Aim: Write the data out again exactly, dropping any images it holds.
··· Working data
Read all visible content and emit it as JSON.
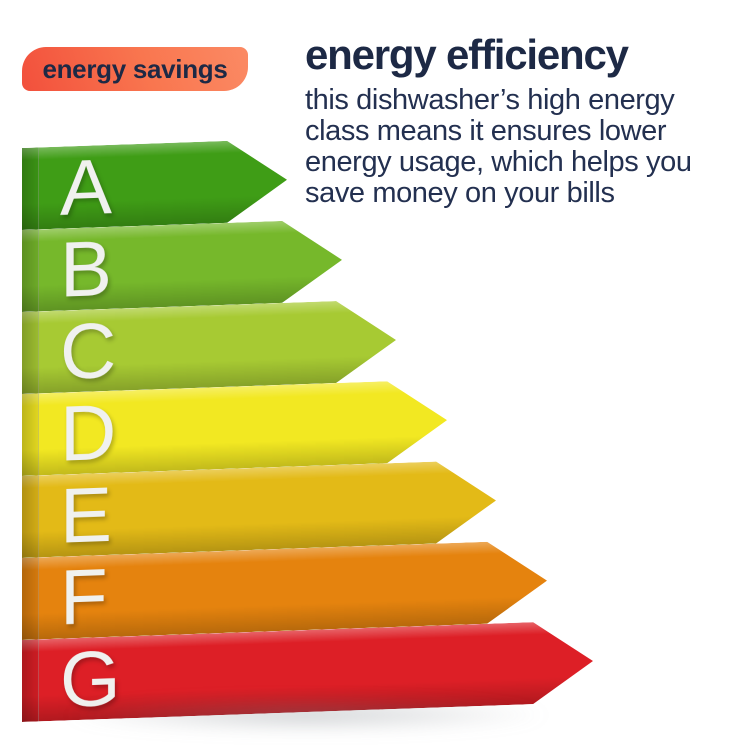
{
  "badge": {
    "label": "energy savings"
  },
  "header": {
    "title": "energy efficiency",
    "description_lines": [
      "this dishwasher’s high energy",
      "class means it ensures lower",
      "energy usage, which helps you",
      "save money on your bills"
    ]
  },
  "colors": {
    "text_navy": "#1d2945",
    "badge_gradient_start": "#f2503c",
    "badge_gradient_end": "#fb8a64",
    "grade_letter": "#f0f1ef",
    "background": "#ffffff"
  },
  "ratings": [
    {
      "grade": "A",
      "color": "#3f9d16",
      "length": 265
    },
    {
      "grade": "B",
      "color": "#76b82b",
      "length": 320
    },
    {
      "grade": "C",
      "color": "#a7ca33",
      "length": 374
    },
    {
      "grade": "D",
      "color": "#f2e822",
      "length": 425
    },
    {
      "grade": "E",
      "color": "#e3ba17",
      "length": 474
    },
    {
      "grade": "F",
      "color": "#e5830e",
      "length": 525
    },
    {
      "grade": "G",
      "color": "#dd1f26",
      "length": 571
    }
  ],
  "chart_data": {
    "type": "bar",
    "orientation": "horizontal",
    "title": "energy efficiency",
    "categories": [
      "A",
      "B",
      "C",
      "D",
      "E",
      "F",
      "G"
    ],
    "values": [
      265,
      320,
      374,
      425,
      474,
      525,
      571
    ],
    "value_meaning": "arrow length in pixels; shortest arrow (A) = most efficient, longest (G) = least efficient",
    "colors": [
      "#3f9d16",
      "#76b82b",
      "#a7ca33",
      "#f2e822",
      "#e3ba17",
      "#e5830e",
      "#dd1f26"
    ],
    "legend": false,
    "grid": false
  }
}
······
Output below:
Read all visible content and emit it as JSON.
{
  "badge": {
    "label": "energy savings"
  },
  "header": {
    "title": "energy efficiency",
    "description_lines": [
      "this dishwasher’s high energy",
      "class means it ensures lower",
      "energy usage, which helps you",
      "save money on your bills"
    ]
  },
  "colors": {
    "text_navy": "#1d2945",
    "badge_gradient_start": "#f2503c",
    "badge_gradient_end": "#fb8a64",
    "grade_letter": "#f0f1ef",
    "background": "#ffffff"
  },
  "ratings": [
    {
      "grade": "A",
      "color": "#3f9d16",
      "length": 265
    },
    {
      "grade": "B",
      "color": "#76b82b",
      "length": 320
    },
    {
      "grade": "C",
      "color": "#a7ca33",
      "length": 374
    },
    {
      "grade": "D",
      "color": "#f2e822",
      "length": 425
    },
    {
      "grade": "E",
      "color": "#e3ba17",
      "length": 474
    },
    {
      "grade": "F",
      "color": "#e5830e",
      "length": 525
    },
    {
      "grade": "G",
      "color": "#dd1f26",
      "length": 571
    }
  ],
  "chart_data": {
    "type": "bar",
    "orientation": "horizontal",
    "title": "energy efficiency",
    "categories": [
      "A",
      "B",
      "C",
      "D",
      "E",
      "F",
      "G"
    ],
    "values": [
      265,
      320,
      374,
      425,
      474,
      525,
      571
    ],
    "value_meaning": "arrow length in pixels; shortest arrow (A) = most efficient, longest (G) = least efficient",
    "colors": [
      "#3f9d16",
      "#76b82b",
      "#a7ca33",
      "#f2e822",
      "#e3ba17",
      "#e5830e",
      "#dd1f26"
    ],
    "legend": false,
    "grid": false
  }
}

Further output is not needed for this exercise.